● TASK DETAILS: In the basketball player's biography, which community college did Cooke enroll at to play basketball?

American basketball player (born 1991)

Derek Vincent Cooke Jr. (born August 23, 1991) is an American professional basketball player who last played for the Pistoia Basket 2000 of the Lega Basket Serie A (LBA). He played three years of Division I college basketball for Wyoming.

==High school career==
Cooke attended Friendly High School in Fort Washington, Maryland, where he was a wide receiver on the football team and did not play basketball. An NCAA qualifier after graduating, he decided to take a year off from school and also hit a growth spurt, before enrolling at Cloud County Community College to play basketball.

==College career==
Cooke spent one year at Cloud County CC. During his freshman season, he helped the Thunderbirds to a 25–8 overall record. Cloud County went 11–5 in the Kansas Jayhawk Community College Conference and advanced to the semifinals of the NJCAA Division I Region VI Tournament. Cooke notched team highs of 8.4 rebounds, 1.7 blocks and 55 percent from the floor to go with 6.0 points and nearly one steal per game.

In 2012, Cooke transferred to Wyoming. During his senior season, Cooke averaged 8.1 points and 5.8 rebounds while helping the Cowboys reach the NCAA tournament for the first time since 2002.

==Professional career==

===Rethymno Cretan Kings (2015)===
After going undrafted in the 2015 NBA draft, on June 25, 2015, Cooke signed with the Rethymno Cretan Kings of the Greek Basket League. However, he parted ways with the club in late October after appearing in just three games.

===Northern Arizona Suns (2015–2017)===
On November 2, 2015, he was acquired by the Bakersfield Jam of the NBA Development League.

In July 2016, Cooke joined the Phoenix Suns for the 2016 NBA Summer League. On September 25, 2016, he signed with the Suns, but was waived on October 10. On October 31, 2016, he was acquired by the Northern Arizona Suns as an affiliate player of Phoenix.

===Perth Wildcats (2017–2018)===
On July 27, 2017, Cooke signed with the Perth Wildcats for the 2017–18 NBL season. He appeared in all 30 games for the Wildcats in 2017–18, averaging 5.7 points and 5.5 rebounds per game.

===Second stint with Northern Arizona Suns (2018–2019)===
Cooke re-joined the Northern Arizona Suns in October 2018.

● STORED DATA:
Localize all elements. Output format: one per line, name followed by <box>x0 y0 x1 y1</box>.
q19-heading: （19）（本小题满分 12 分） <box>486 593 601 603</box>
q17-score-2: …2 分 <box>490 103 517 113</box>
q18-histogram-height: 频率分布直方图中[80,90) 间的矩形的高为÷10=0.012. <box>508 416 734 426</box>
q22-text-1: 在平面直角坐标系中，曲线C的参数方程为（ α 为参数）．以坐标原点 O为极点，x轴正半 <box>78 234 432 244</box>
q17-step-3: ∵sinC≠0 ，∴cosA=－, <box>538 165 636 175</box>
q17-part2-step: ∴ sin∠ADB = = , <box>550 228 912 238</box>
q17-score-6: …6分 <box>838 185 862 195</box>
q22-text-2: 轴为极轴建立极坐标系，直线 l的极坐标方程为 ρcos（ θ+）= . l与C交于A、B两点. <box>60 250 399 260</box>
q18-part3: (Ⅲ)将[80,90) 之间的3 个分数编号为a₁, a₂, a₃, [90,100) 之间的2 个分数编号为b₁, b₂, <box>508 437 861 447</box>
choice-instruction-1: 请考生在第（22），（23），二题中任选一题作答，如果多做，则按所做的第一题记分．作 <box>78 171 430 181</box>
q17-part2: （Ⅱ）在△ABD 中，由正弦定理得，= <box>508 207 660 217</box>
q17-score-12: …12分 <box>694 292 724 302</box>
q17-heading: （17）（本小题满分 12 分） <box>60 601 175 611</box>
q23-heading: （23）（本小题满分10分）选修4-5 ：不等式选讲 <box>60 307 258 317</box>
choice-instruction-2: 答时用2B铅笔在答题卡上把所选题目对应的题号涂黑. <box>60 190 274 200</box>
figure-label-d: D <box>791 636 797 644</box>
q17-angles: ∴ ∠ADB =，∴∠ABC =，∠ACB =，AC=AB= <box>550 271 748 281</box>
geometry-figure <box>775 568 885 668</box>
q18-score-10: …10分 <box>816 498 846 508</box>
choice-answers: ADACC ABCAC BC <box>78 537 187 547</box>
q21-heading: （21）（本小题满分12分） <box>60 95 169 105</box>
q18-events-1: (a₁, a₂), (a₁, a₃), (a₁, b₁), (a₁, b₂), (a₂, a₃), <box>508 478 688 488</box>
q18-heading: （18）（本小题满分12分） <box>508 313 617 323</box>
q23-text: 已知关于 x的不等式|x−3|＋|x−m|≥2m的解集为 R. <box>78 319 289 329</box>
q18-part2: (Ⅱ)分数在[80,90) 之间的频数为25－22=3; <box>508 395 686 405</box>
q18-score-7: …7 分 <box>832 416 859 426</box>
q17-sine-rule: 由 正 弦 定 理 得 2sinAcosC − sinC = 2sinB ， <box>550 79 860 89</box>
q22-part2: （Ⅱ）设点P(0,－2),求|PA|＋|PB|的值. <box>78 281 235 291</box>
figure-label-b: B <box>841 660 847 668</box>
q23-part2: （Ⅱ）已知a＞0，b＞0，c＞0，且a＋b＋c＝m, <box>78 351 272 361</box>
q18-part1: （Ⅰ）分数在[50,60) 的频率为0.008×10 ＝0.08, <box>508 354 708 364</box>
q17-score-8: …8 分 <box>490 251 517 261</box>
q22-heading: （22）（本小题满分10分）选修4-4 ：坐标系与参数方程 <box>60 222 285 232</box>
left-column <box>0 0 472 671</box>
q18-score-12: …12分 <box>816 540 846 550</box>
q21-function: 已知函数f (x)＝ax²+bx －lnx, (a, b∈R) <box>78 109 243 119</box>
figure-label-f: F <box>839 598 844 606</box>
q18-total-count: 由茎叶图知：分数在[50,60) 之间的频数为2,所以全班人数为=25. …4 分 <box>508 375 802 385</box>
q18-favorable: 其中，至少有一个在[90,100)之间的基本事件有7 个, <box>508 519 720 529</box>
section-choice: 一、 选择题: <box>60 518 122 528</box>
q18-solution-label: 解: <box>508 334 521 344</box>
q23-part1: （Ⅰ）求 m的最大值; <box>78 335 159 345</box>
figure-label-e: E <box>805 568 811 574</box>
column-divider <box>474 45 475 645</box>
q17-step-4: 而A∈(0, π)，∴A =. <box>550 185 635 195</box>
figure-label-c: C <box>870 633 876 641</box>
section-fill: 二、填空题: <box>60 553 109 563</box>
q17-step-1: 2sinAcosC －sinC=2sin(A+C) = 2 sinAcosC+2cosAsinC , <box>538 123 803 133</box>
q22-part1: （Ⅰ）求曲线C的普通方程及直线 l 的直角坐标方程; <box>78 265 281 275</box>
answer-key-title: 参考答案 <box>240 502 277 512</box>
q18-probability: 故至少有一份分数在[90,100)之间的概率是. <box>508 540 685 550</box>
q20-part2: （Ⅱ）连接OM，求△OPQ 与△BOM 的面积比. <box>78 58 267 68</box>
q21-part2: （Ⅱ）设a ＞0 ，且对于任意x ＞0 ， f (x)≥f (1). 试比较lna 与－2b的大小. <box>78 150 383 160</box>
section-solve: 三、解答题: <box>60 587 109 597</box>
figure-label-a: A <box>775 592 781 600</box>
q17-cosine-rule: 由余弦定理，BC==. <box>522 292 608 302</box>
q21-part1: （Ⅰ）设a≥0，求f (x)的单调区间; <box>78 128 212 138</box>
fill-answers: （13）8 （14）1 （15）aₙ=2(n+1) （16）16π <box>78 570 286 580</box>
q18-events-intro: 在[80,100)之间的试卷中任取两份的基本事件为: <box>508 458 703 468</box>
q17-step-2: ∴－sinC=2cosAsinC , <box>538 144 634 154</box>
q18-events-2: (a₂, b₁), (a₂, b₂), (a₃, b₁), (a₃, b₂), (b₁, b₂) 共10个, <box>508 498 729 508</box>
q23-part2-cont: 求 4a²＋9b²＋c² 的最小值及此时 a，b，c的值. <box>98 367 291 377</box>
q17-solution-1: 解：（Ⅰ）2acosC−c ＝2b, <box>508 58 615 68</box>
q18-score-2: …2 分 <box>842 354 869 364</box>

● RESULT FOR THIS EXERCISE: Cloud County Community College.